**Task description:** Out of the lines below, please list those that hold the string "Rasterize".

(Extracted records)
========

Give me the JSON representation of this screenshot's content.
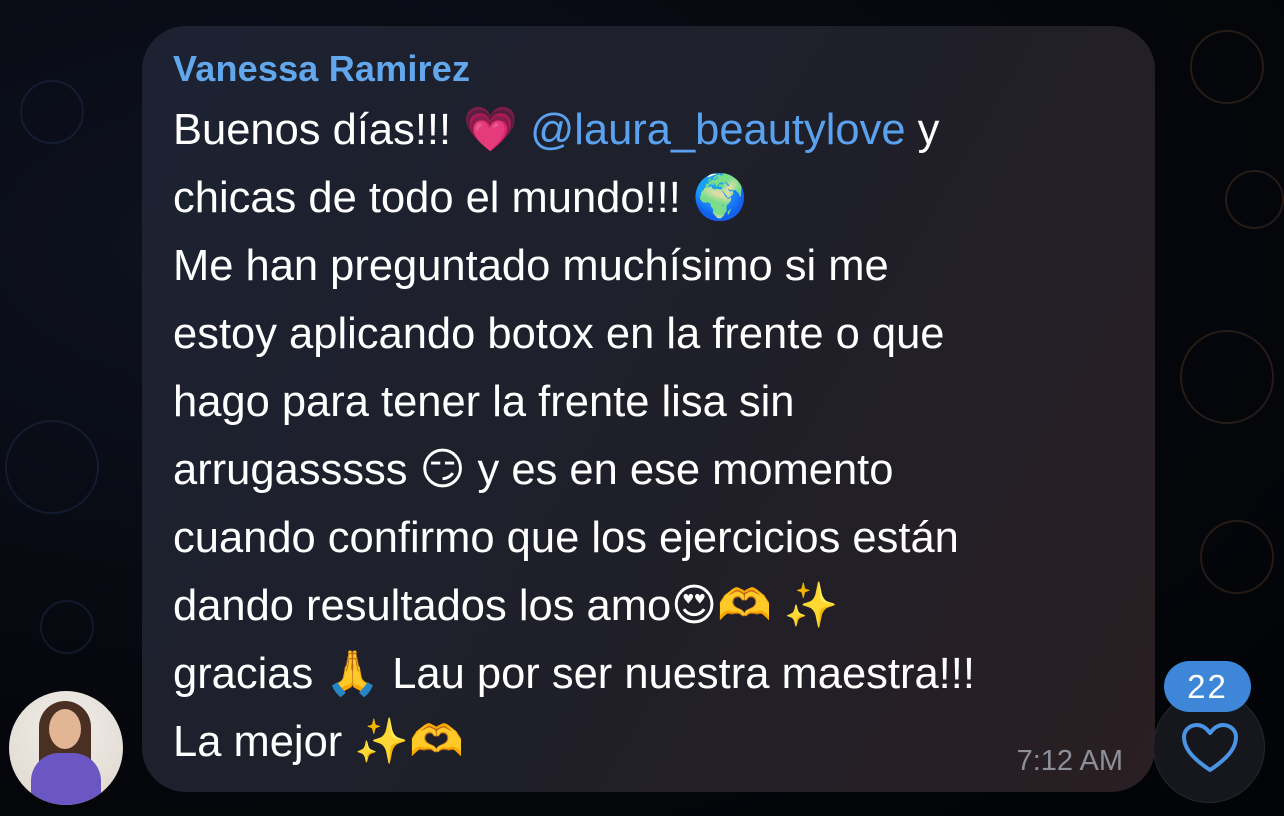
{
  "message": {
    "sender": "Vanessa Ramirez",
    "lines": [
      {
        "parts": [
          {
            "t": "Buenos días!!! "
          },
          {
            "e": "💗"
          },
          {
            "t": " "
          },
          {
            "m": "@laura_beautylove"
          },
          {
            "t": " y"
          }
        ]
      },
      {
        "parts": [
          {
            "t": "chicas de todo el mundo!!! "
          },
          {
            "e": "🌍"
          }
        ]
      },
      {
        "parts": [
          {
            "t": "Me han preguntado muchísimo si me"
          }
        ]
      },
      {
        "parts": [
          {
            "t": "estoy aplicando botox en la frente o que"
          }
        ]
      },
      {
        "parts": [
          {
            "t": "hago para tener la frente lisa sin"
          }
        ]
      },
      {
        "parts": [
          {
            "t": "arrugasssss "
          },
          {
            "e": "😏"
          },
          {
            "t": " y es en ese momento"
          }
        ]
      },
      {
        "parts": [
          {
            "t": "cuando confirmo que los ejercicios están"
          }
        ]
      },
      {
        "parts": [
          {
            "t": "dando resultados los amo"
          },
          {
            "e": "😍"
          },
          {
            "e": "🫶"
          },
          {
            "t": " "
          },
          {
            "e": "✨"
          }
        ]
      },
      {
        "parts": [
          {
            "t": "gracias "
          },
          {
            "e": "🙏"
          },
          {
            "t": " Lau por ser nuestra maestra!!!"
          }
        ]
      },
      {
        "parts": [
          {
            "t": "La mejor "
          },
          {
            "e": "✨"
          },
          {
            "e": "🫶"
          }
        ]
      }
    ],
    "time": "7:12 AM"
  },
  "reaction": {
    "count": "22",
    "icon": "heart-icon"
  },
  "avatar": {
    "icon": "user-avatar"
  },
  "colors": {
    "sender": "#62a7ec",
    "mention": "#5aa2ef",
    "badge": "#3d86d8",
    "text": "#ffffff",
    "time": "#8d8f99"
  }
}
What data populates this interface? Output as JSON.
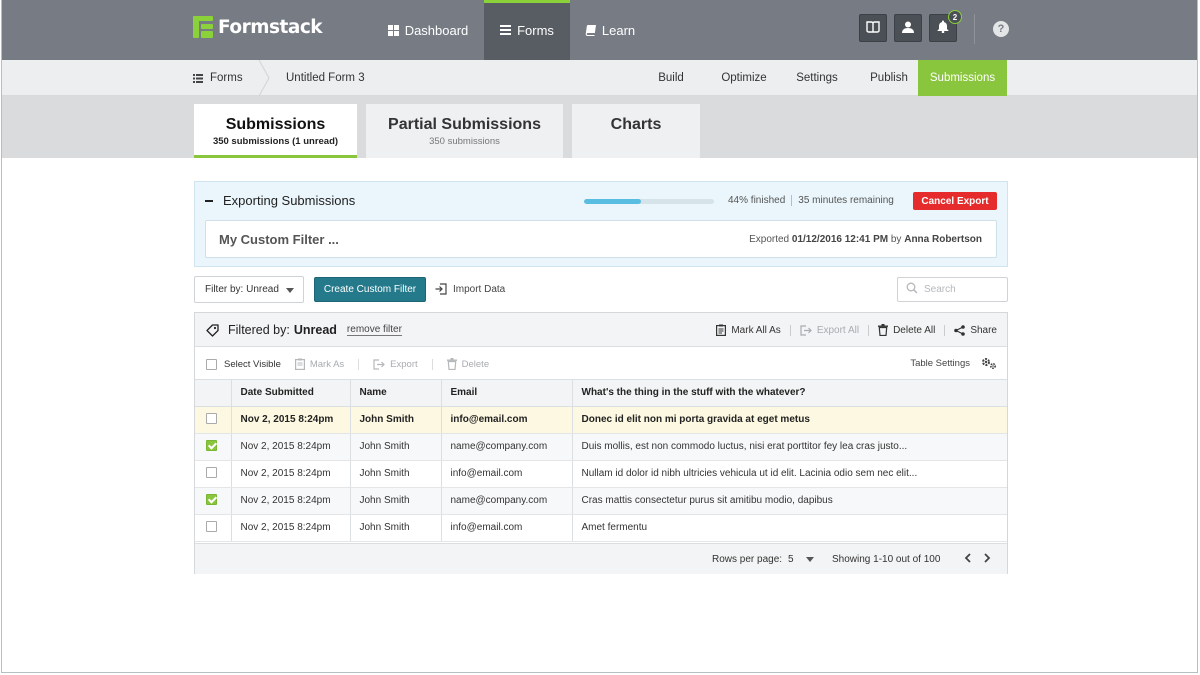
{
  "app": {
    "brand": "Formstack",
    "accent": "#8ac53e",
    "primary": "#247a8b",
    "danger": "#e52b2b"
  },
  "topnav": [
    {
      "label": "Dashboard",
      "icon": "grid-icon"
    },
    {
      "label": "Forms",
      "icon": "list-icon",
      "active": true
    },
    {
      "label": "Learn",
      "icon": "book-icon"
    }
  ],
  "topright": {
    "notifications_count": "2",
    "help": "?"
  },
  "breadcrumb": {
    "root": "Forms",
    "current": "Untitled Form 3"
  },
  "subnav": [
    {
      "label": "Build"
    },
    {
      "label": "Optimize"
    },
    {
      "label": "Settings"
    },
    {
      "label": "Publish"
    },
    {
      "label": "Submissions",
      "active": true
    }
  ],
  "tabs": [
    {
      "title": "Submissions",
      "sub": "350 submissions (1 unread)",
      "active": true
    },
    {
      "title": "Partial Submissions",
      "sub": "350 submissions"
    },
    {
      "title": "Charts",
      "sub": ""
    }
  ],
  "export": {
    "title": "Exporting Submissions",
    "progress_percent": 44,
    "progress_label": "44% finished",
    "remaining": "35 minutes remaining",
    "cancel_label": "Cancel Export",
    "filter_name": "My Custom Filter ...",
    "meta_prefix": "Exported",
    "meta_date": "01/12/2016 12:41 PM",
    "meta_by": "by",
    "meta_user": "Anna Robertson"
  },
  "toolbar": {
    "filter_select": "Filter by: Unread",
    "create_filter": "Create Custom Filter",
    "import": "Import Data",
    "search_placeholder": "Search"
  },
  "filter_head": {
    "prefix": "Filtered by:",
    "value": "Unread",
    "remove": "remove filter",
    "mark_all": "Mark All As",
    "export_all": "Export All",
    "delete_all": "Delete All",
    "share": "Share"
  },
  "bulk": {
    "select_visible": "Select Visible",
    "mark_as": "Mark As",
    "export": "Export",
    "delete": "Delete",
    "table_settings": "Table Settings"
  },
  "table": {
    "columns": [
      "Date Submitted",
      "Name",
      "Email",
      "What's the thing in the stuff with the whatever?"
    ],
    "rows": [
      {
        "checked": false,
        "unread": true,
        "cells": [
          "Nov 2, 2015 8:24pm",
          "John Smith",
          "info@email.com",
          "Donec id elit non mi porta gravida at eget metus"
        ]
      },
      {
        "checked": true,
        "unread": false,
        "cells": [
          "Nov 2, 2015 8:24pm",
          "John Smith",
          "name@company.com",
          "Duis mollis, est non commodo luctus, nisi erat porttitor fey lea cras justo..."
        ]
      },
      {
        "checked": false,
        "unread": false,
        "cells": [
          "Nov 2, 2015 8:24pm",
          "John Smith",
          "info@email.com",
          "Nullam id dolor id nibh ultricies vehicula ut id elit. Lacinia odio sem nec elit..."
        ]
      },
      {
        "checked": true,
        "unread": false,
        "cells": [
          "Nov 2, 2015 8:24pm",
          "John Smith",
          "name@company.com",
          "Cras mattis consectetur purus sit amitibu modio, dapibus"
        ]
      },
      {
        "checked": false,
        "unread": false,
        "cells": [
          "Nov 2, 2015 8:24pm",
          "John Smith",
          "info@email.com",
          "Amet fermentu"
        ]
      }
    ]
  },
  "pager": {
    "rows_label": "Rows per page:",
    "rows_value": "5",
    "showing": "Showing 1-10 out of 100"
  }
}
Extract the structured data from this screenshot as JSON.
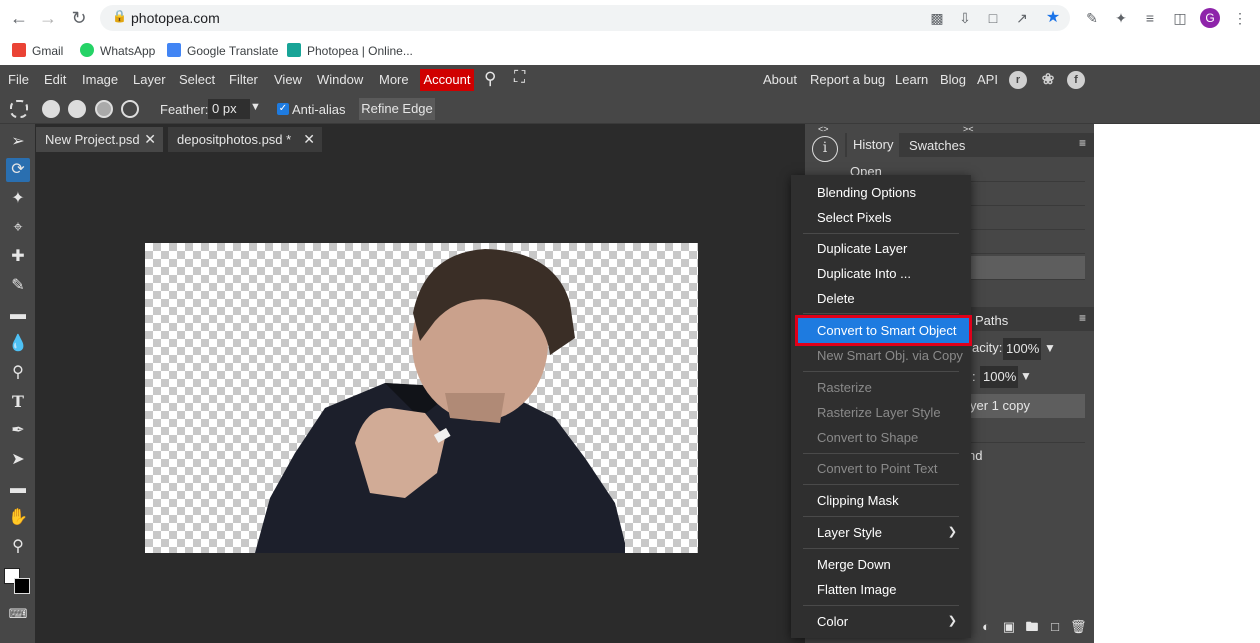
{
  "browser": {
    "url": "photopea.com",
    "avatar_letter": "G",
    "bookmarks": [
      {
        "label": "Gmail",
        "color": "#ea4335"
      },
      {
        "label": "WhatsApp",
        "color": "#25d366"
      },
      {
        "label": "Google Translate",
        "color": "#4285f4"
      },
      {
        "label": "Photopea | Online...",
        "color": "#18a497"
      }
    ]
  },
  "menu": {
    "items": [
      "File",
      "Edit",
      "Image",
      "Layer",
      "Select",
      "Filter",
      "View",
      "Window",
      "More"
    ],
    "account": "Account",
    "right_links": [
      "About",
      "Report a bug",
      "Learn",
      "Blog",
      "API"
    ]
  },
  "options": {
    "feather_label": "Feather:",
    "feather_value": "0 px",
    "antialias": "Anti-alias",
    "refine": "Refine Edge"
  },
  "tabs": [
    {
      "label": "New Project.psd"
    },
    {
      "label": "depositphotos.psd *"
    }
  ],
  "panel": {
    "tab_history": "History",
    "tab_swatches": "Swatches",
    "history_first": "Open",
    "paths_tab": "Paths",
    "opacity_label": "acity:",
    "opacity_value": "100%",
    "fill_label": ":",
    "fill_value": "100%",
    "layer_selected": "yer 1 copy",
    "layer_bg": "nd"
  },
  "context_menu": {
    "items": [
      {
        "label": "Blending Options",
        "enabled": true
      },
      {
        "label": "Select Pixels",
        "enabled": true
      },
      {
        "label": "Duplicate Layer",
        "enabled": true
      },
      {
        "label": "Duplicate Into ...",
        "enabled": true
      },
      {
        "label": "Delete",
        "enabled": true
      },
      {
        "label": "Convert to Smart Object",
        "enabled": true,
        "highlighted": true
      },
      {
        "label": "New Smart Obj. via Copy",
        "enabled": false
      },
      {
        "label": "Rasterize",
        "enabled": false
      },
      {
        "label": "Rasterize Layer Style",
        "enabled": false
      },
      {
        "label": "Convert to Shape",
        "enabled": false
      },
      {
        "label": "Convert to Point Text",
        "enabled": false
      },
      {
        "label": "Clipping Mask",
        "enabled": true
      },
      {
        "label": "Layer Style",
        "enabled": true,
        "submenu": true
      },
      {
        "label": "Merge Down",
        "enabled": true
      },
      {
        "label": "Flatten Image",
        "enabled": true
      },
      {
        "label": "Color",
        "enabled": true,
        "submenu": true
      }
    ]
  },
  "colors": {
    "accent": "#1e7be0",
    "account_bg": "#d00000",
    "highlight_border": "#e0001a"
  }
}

========

**Output of the task:**
        "label": "Rasterize",
        "label": "Rasterize Layer Style",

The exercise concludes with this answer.